Instruction
Write out every line of the material as it stands, apart from the pictures.

Figure content listings
[Begin]

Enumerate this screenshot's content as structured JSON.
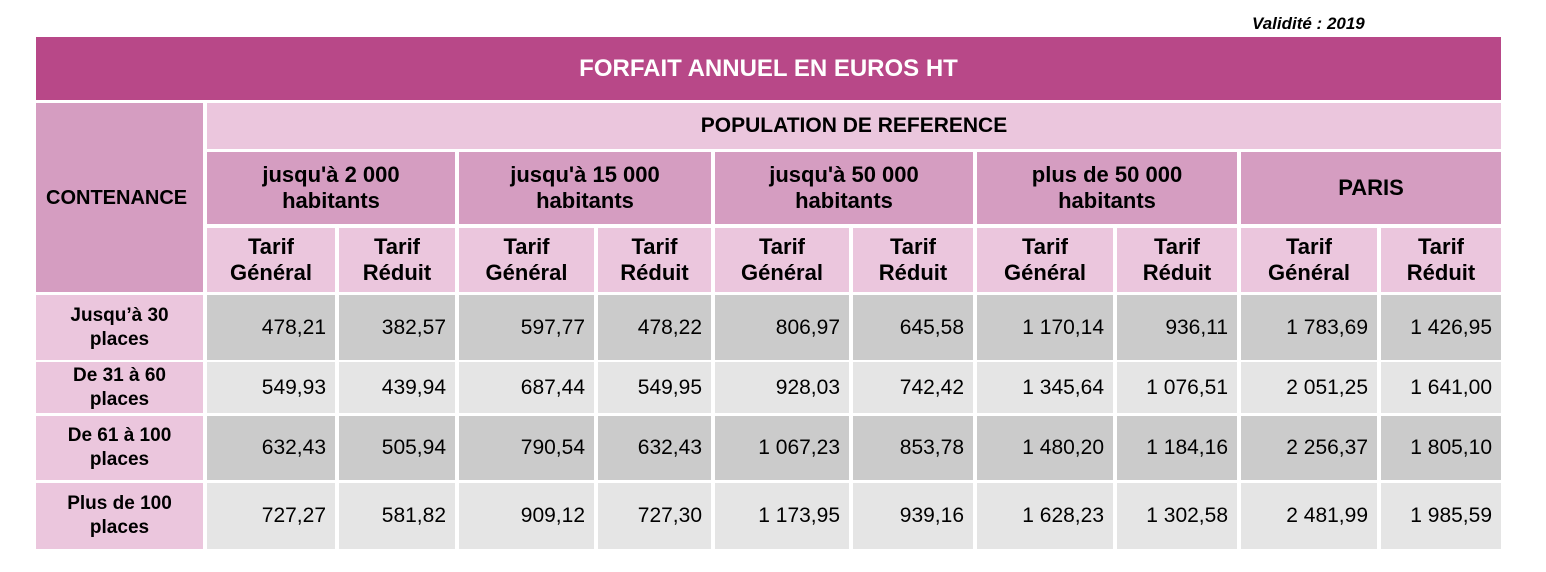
{
  "validity": "Validité : 2019",
  "title": "FORFAIT ANNUEL EN EUROS HT",
  "row_header": "CONTENANCE",
  "population_header": "POPULATION DE REFERENCE",
  "groups": [
    {
      "line1": "jusqu'à 2 000",
      "line2": "habitants"
    },
    {
      "line1": "jusqu'à 15 000",
      "line2": "habitants"
    },
    {
      "line1": "jusqu'à 50 000",
      "line2": "habitants"
    },
    {
      "line1": "plus de 50 000",
      "line2": "habitants"
    },
    {
      "line1": "PARIS",
      "line2": ""
    }
  ],
  "tarif_general": {
    "line1": "Tarif",
    "line2": "Général"
  },
  "tarif_reduit": {
    "line1": "Tarif",
    "line2": "Réduit"
  },
  "rows": [
    {
      "label1": "Jusqu’à 30",
      "label2": "places",
      "values": [
        "478,21",
        "382,57",
        "597,77",
        "478,22",
        "806,97",
        "645,58",
        "1 170,14",
        "936,11",
        "1 783,69",
        "1 426,95"
      ]
    },
    {
      "label1": "De 31 à 60",
      "label2": "places",
      "values": [
        "549,93",
        "439,94",
        "687,44",
        "549,95",
        "928,03",
        "742,42",
        "1 345,64",
        "1 076,51",
        "2 051,25",
        "1 641,00"
      ]
    },
    {
      "label1": "De 61 à 100",
      "label2": "places",
      "values": [
        "632,43",
        "505,94",
        "790,54",
        "632,43",
        "1 067,23",
        "853,78",
        "1 480,20",
        "1 184,16",
        "2 256,37",
        "1 805,10"
      ]
    },
    {
      "label1": "Plus de 100",
      "label2": "places",
      "values": [
        "727,27",
        "581,82",
        "909,12",
        "727,30",
        "1 173,95",
        "939,16",
        "1 628,23",
        "1 302,58",
        "2 481,99",
        "1 985,59"
      ]
    }
  ]
}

[End]

Output for this task
Enumerate this screenshot's content as structured JSON.
{
  "validity": "Validité : 2019",
  "title": "FORFAIT ANNUEL EN EUROS HT",
  "row_header": "CONTENANCE",
  "population_header": "POPULATION DE REFERENCE",
  "groups": [
    {
      "line1": "jusqu'à 2 000",
      "line2": "habitants"
    },
    {
      "line1": "jusqu'à 15 000",
      "line2": "habitants"
    },
    {
      "line1": "jusqu'à 50 000",
      "line2": "habitants"
    },
    {
      "line1": "plus de 50 000",
      "line2": "habitants"
    },
    {
      "line1": "PARIS",
      "line2": ""
    }
  ],
  "tarif_general": {
    "line1": "Tarif",
    "line2": "Général"
  },
  "tarif_reduit": {
    "line1": "Tarif",
    "line2": "Réduit"
  },
  "rows": [
    {
      "label1": "Jusqu’à 30",
      "label2": "places",
      "values": [
        "478,21",
        "382,57",
        "597,77",
        "478,22",
        "806,97",
        "645,58",
        "1 170,14",
        "936,11",
        "1 783,69",
        "1 426,95"
      ]
    },
    {
      "label1": "De 31 à 60",
      "label2": "places",
      "values": [
        "549,93",
        "439,94",
        "687,44",
        "549,95",
        "928,03",
        "742,42",
        "1 345,64",
        "1 076,51",
        "2 051,25",
        "1 641,00"
      ]
    },
    {
      "label1": "De 61 à 100",
      "label2": "places",
      "values": [
        "632,43",
        "505,94",
        "790,54",
        "632,43",
        "1 067,23",
        "853,78",
        "1 480,20",
        "1 184,16",
        "2 256,37",
        "1 805,10"
      ]
    },
    {
      "label1": "Plus de 100",
      "label2": "places",
      "values": [
        "727,27",
        "581,82",
        "909,12",
        "727,30",
        "1 173,95",
        "939,16",
        "1 628,23",
        "1 302,58",
        "2 481,99",
        "1 985,59"
      ]
    }
  ]
}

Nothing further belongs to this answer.